WRITTEN INSTRUCTION:
Repeat every record exactly, but keep images out of the copy.

DATA EXTRACT:
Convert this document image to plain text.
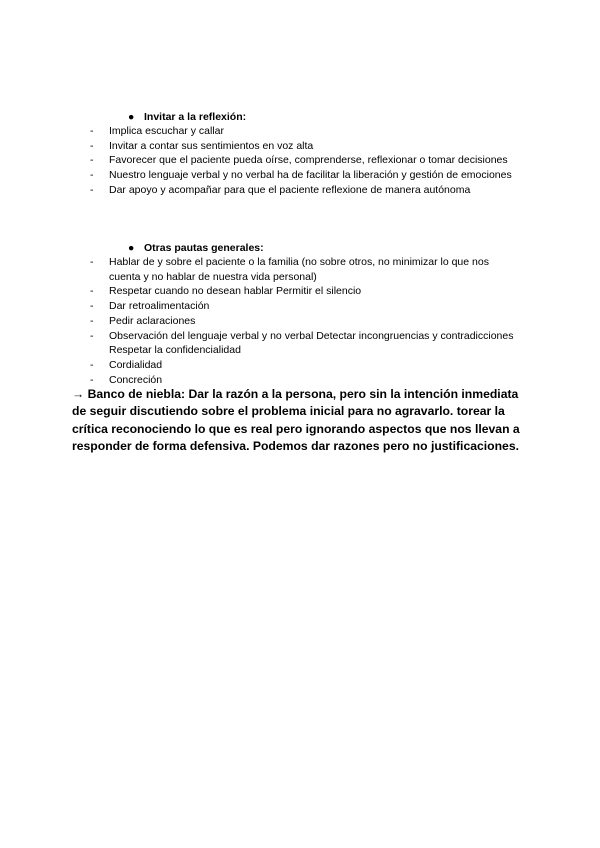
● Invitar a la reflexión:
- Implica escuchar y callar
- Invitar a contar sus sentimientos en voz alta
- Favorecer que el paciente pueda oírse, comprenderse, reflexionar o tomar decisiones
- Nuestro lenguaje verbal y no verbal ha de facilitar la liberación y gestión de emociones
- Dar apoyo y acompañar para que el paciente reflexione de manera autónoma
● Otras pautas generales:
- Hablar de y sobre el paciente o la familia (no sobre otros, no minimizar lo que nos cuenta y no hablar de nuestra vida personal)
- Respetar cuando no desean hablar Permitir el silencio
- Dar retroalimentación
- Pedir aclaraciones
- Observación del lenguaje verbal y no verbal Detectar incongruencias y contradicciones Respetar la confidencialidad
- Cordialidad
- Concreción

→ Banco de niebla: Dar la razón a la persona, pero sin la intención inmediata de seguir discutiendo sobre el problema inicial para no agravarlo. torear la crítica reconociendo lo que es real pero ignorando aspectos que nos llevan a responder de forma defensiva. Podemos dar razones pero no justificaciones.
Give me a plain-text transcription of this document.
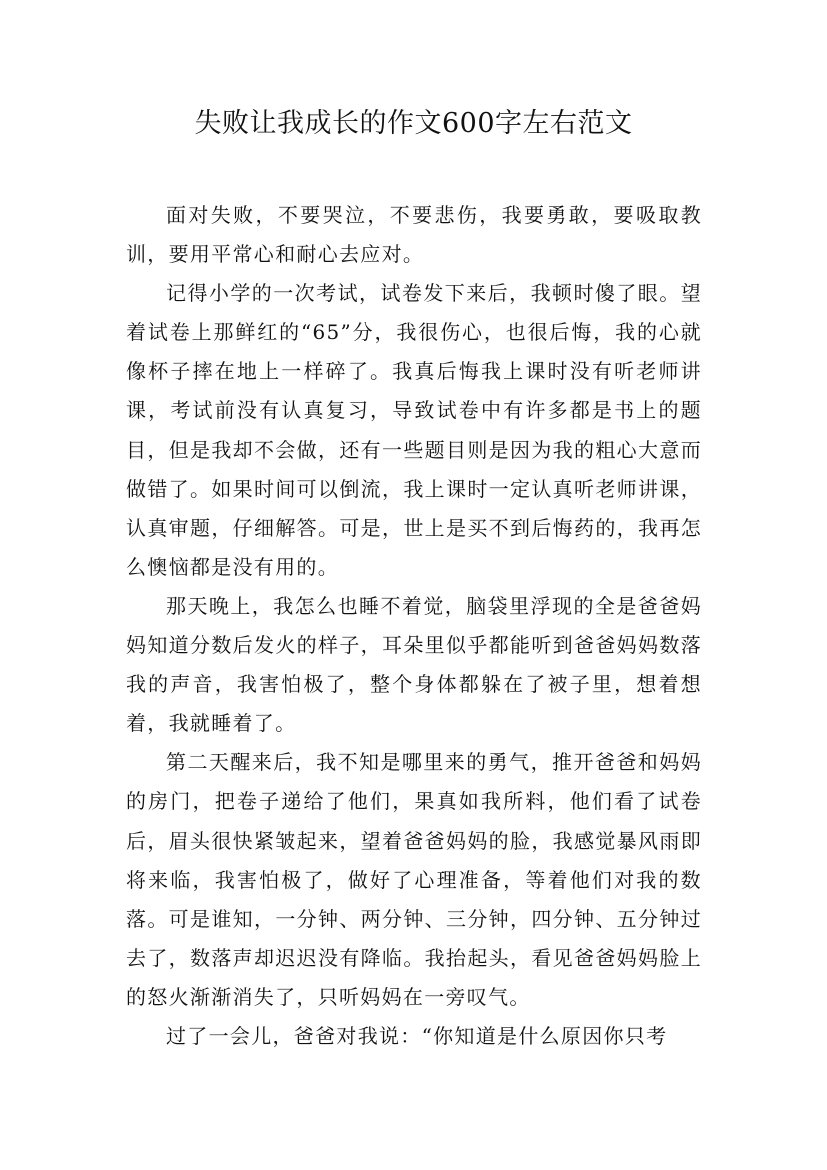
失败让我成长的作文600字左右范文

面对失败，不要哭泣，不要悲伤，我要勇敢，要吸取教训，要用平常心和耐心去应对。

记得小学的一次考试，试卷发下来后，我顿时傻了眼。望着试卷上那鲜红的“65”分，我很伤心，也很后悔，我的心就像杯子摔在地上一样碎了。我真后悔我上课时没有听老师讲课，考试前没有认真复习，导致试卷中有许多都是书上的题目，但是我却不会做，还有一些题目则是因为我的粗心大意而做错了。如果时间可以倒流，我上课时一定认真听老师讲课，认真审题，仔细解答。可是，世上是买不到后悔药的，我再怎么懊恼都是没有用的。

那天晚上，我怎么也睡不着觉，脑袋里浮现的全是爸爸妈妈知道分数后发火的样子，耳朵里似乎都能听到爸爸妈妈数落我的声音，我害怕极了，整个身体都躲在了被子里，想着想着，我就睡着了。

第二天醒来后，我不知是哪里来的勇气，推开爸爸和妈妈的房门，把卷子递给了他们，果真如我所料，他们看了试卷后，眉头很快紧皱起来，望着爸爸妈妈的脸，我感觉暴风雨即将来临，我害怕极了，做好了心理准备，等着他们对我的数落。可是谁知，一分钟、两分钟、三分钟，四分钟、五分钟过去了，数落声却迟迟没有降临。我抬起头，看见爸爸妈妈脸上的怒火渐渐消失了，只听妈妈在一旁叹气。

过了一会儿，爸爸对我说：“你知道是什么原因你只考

ANSWER TO THE EXERCISE:
Convert this document image to plain text.
● Invitar a la reflexión:
- Implica escuchar y callar
- Invitar a contar sus sentimientos en voz alta
- Favorecer que el paciente pueda oírse, comprenderse, reflexionar o tomar decisiones
- Nuestro lenguaje verbal y no verbal ha de facilitar la liberación y gestión de emociones
- Dar apoyo y acompañar para que el paciente reflexione de manera autónoma
● Otras pautas generales:
- Hablar de y sobre el paciente o la familia (no sobre otros, no minimizar lo que nos cuenta y no hablar de nuestra vida personal)
- Respetar cuando no desean hablar Permitir el silencio
- Dar retroalimentación
- Pedir aclaraciones
- Observación del lenguaje verbal y no verbal Detectar incongruencias y contradicciones Respetar la confidencialidad
- Cordialidad
- Concreción

→ Banco de niebla: Dar la razón a la persona, pero sin la intención inmediata de seguir discutiendo sobre el problema inicial para no agravarlo. torear la crítica reconociendo lo que es real pero ignorando aspectos que nos llevan a responder de forma defensiva. Podemos dar razones pero no justificaciones.
Give me a plain-text transcription of this document.
失败让我成长的作文600字左右范文

面对失败，不要哭泣，不要悲伤，我要勇敢，要吸取教训，要用平常心和耐心去应对。

记得小学的一次考试，试卷发下来后，我顿时傻了眼。望着试卷上那鲜红的“65”分，我很伤心，也很后悔，我的心就像杯子摔在地上一样碎了。我真后悔我上课时没有听老师讲课，考试前没有认真复习，导致试卷中有许多都是书上的题目，但是我却不会做，还有一些题目则是因为我的粗心大意而做错了。如果时间可以倒流，我上课时一定认真听老师讲课，认真审题，仔细解答。可是，世上是买不到后悔药的，我再怎么懊恼都是没有用的。

那天晚上，我怎么也睡不着觉，脑袋里浮现的全是爸爸妈妈知道分数后发火的样子，耳朵里似乎都能听到爸爸妈妈数落我的声音，我害怕极了，整个身体都躲在了被子里，想着想着，我就睡着了。

第二天醒来后，我不知是哪里来的勇气，推开爸爸和妈妈的房门，把卷子递给了他们，果真如我所料，他们看了试卷后，眉头很快紧皱起来，望着爸爸妈妈的脸，我感觉暴风雨即将来临，我害怕极了，做好了心理准备，等着他们对我的数落。可是谁知，一分钟、两分钟、三分钟，四分钟、五分钟过去了，数落声却迟迟没有降临。我抬起头，看见爸爸妈妈脸上的怒火渐渐消失了，只听妈妈在一旁叹气。

过了一会儿，爸爸对我说：“你知道是什么原因你只考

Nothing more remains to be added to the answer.